Make an exact copy of the lines, leaving the pictures out.
^^^^^^^^
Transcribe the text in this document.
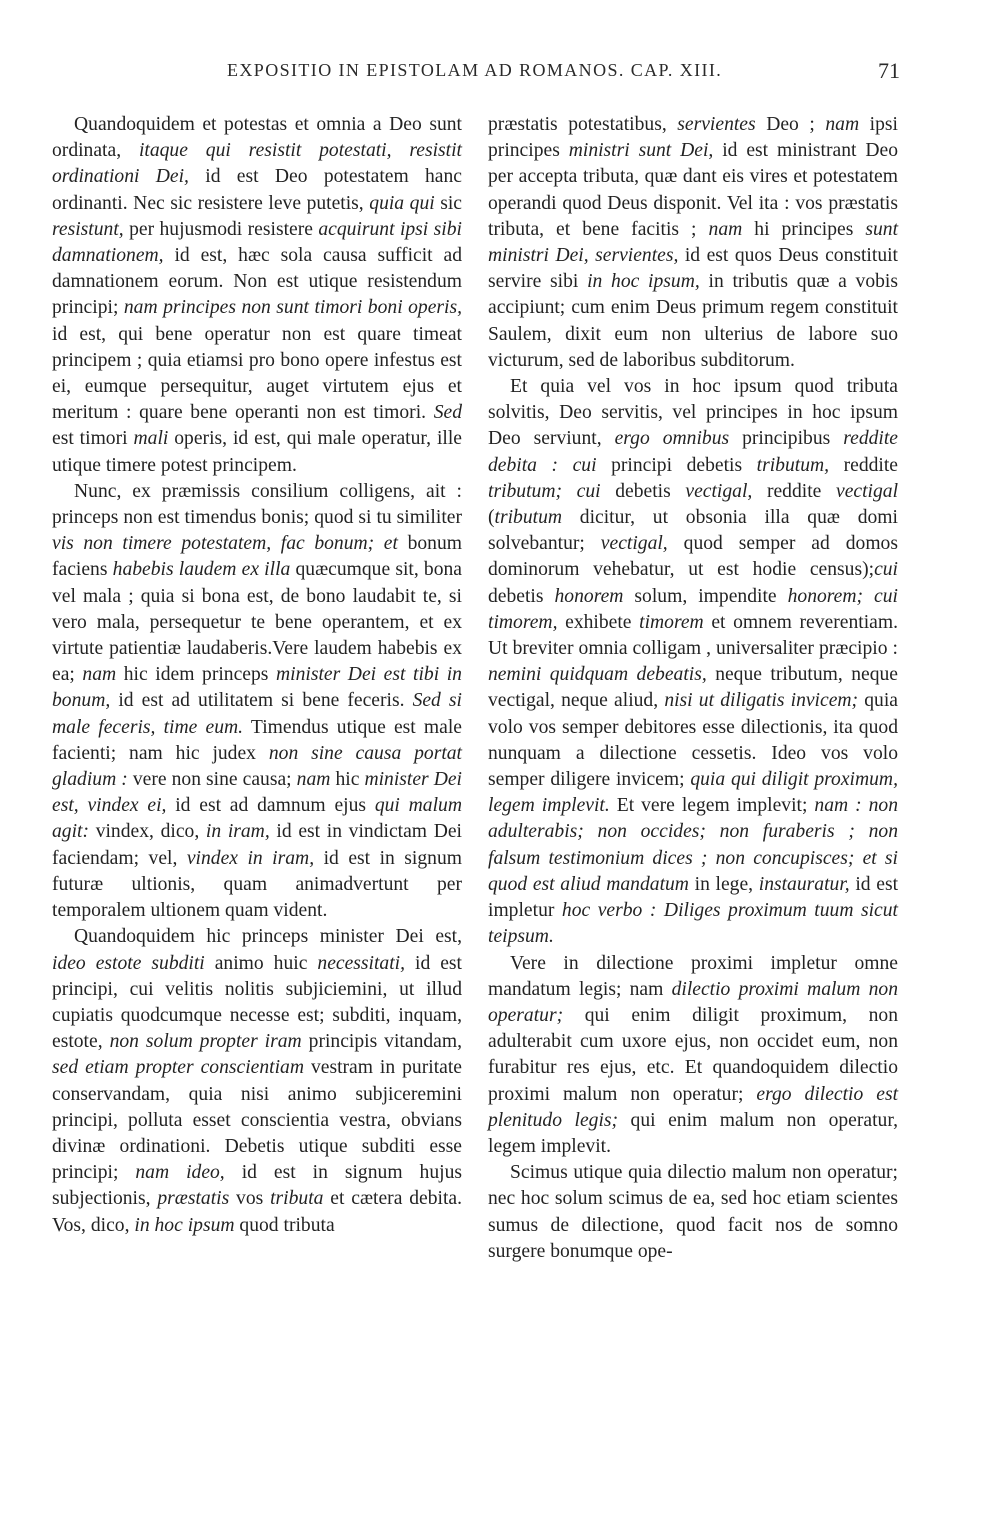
EXPOSITIO IN EPISTOLAM AD ROMANOS. CAP. XIII.	71

Quandoquidem et potestas et omnia a Deo sunt ordinata, itaque qui resistit potestati, resistit ordinationi Dei, id est Deo potestatem hanc ordinanti. Nec sic resistere leve putetis, quia qui sic resistunt, per hujusmodi resistere acquirunt ipsi sibi damnationem, id est, hæc sola causa sufficit ad damnationem eorum. Non est utique resistendum principi; nam principes non sunt timori boni operis, id est, qui bene operatur non est quare timeat principem ; quia etiamsi pro bono opere infestus est ei, eumque persequitur, auget virtutem ejus et meritum : quare bene operanti non est timori. Sed est timori mali operis, id est, qui male operatur, ille utique timere potest principem.

Nunc, ex præmissis consilium colligens, ait : princeps non est timendus bonis; quod si tu similiter vis non timere potestatem, fac bonum; et bonum faciens habebis laudem ex illa quæcumque sit, bona vel mala ; quia si bona est, de bono laudabit te, si vero mala, persequetur te bene operantem, et ex virtute patientiæ laudaberis.Vere laudem habebis ex ea; nam hic idem princeps minister Dei est tibi in bonum, id est ad utilitatem si bene feceris. Sed si male feceris, time eum. Timendus utique est male facienti; nam hic judex non sine causa portat gladium : vere non sine causa; nam hic minister Dei est, vindex ei, id est ad damnum ejus qui malum agit: vindex, dico, in iram, id est in vindictam Dei faciendam; vel, vindex in iram, id est in signum futuræ ultionis, quam animadvertunt per temporalem ultionem quam vident.

Quandoquidem hic princeps minister Dei est, ideo estote subditi animo huic necessitati, id est principi, cui velitis nolitis subjiciemini, ut illud cupiatis quodcumque necesse est; subditi, inquam, estote, non solum propter iram principis vitandam, sed etiam propter conscientiam vestram in puritate conservandam, quia nisi animo subjiceremini principi, polluta esset conscientia vestra, obvians divinæ ordinationi. Debetis utique subditi esse principi; nam ideo, id est in signum hujus subjectionis, præstatis vos tributa et cætera debita. Vos, dico, in hoc ipsum quod tributa

præstatis potestatibus, servientes Deo ; nam ipsi principes ministri sunt Dei, id est ministrant Deo per accepta tributa, quæ dant eis vires et potestatem operandi quod Deus disponit. Vel ita : vos præstatis tributa, et bene facitis ; nam hi principes sunt ministri Dei, servientes, id est quos Deus constituit servire sibi in hoc ipsum, in tributis quæ a vobis accipiunt; cum enim Deus primum regem constituit Saulem, dixit eum non ulterius de labore suo victurum, sed de laboribus subditorum.

Et quia vel vos in hoc ipsum quod tributa solvitis, Deo servitis, vel principes in hoc ipsum Deo serviunt, ergo omnibus principibus reddite debita : cui principi debetis tributum, reddite tributum; cui debetis vectigal, reddite vectigal (tributum dicitur, ut obsonia illa quæ domi solvebantur; vectigal, quod semper ad domos dominorum vehebatur, ut est hodie census);cui debetis honorem solum, impendite honorem; cui timorem, exhibete timorem et omnem reverentiam. Ut breviter omnia colligam , universaliter præcipio : nemini quidquam debeatis, neque tributum, neque vectigal, neque aliud, nisi ut diligatis invicem; quia volo vos semper debitores esse dilectionis, ita quod nunquam a dilectione cessetis. Ideo vos volo semper diligere invicem; quia qui diligit proximum, legem implevit. Et vere legem implevit; nam : non adulterabis; non occides; non furaberis ; non falsum testimonium dices ; non concupisces; et si quod est aliud mandatum in lege, instauratur, id est impletur hoc verbo : Diliges proximum tuum sicut teipsum.

Vere in dilectione proximi impletur omne mandatum legis; nam dilectio proximi malum non operatur; qui enim diligit proximum, non adulterabit cum uxore ejus, non occidet eum, non furabitur res ejus, etc. Et quandoquidem dilectio proximi malum non operatur; ergo dilectio est plenitudo legis; qui enim malum non operatur, legem implevit.

Scimus utique quia dilectio malum non operatur; nec hoc solum scimus de ea, sed hoc etiam scientes sumus de dilectione, quod facit nos de somno surgere bonumque ope-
^^^^^^^^
# Exercise solution
Transcribe the text in this document.
EXPOSITIO IN EPISTOLAM AD ROMANOS. CAP. XIII.	71

Quandoquidem et potestas et omnia a Deo sunt ordinata, itaque qui resistit potestati, resistit ordinationi Dei, id est Deo potestatem hanc ordinanti. Nec sic resistere leve putetis, quia qui sic resistunt, per hujusmodi resistere acquirunt ipsi sibi damnationem, id est, hæc sola causa sufficit ad damnationem eorum. Non est utique resistendum principi; nam principes non sunt timori boni operis, id est, qui bene operatur non est quare timeat principem ; quia etiamsi pro bono opere infestus est ei, eumque persequitur, auget virtutem ejus et meritum : quare bene operanti non est timori. Sed est timori mali operis, id est, qui male operatur, ille utique timere potest principem.

Nunc, ex præmissis consilium colligens, ait : princeps non est timendus bonis; quod si tu similiter vis non timere potestatem, fac bonum; et bonum faciens habebis laudem ex illa quæcumque sit, bona vel mala ; quia si bona est, de bono laudabit te, si vero mala, persequetur te bene operantem, et ex virtute patientiæ laudaberis.Vere laudem habebis ex ea; nam hic idem princeps minister Dei est tibi in bonum, id est ad utilitatem si bene feceris. Sed si male feceris, time eum. Timendus utique est male facienti; nam hic judex non sine causa portat gladium : vere non sine causa; nam hic minister Dei est, vindex ei, id est ad damnum ejus qui malum agit: vindex, dico, in iram, id est in vindictam Dei faciendam; vel, vindex in iram, id est in signum futuræ ultionis, quam animadvertunt per temporalem ultionem quam vident.

Quandoquidem hic princeps minister Dei est, ideo estote subditi animo huic necessitati, id est principi, cui velitis nolitis subjiciemini, ut illud cupiatis quodcumque necesse est; subditi, inquam, estote, non solum propter iram principis vitandam, sed etiam propter conscientiam vestram in puritate conservandam, quia nisi animo subjiceremini principi, polluta esset conscientia vestra, obvians divinæ ordinationi. Debetis utique subditi esse principi; nam ideo, id est in signum hujus subjectionis, præstatis vos tributa et cætera debita. Vos, dico, in hoc ipsum quod tributa

præstatis potestatibus, servientes Deo ; nam ipsi principes ministri sunt Dei, id est ministrant Deo per accepta tributa, quæ dant eis vires et potestatem operandi quod Deus disponit. Vel ita : vos præstatis tributa, et bene facitis ; nam hi principes sunt ministri Dei, servientes, id est quos Deus constituit servire sibi in hoc ipsum, in tributis quæ a vobis accipiunt; cum enim Deus primum regem constituit Saulem, dixit eum non ulterius de labore suo victurum, sed de laboribus subditorum.

Et quia vel vos in hoc ipsum quod tributa solvitis, Deo servitis, vel principes in hoc ipsum Deo serviunt, ergo omnibus principibus reddite debita : cui principi debetis tributum, reddite tributum; cui debetis vectigal, reddite vectigal (tributum dicitur, ut obsonia illa quæ domi solvebantur; vectigal, quod semper ad domos dominorum vehebatur, ut est hodie census);cui debetis honorem solum, impendite honorem; cui timorem, exhibete timorem et omnem reverentiam. Ut breviter omnia colligam , universaliter præcipio : nemini quidquam debeatis, neque tributum, neque vectigal, neque aliud, nisi ut diligatis invicem; quia volo vos semper debitores esse dilectionis, ita quod nunquam a dilectione cessetis. Ideo vos volo semper diligere invicem; quia qui diligit proximum, legem implevit. Et vere legem implevit; nam : non adulterabis; non occides; non furaberis ; non falsum testimonium dices ; non concupisces; et si quod est aliud mandatum in lege, instauratur, id est impletur hoc verbo : Diliges proximum tuum sicut teipsum.

Vere in dilectione proximi impletur omne mandatum legis; nam dilectio proximi malum non operatur; qui enim diligit proximum, non adulterabit cum uxore ejus, non occidet eum, non furabitur res ejus, etc. Et quandoquidem dilectio proximi malum non operatur; ergo dilectio est plenitudo legis; qui enim malum non operatur, legem implevit.

Scimus utique quia dilectio malum non operatur; nec hoc solum scimus de ea, sed hoc etiam scientes sumus de dilectione, quod facit nos de somno surgere bonumque ope-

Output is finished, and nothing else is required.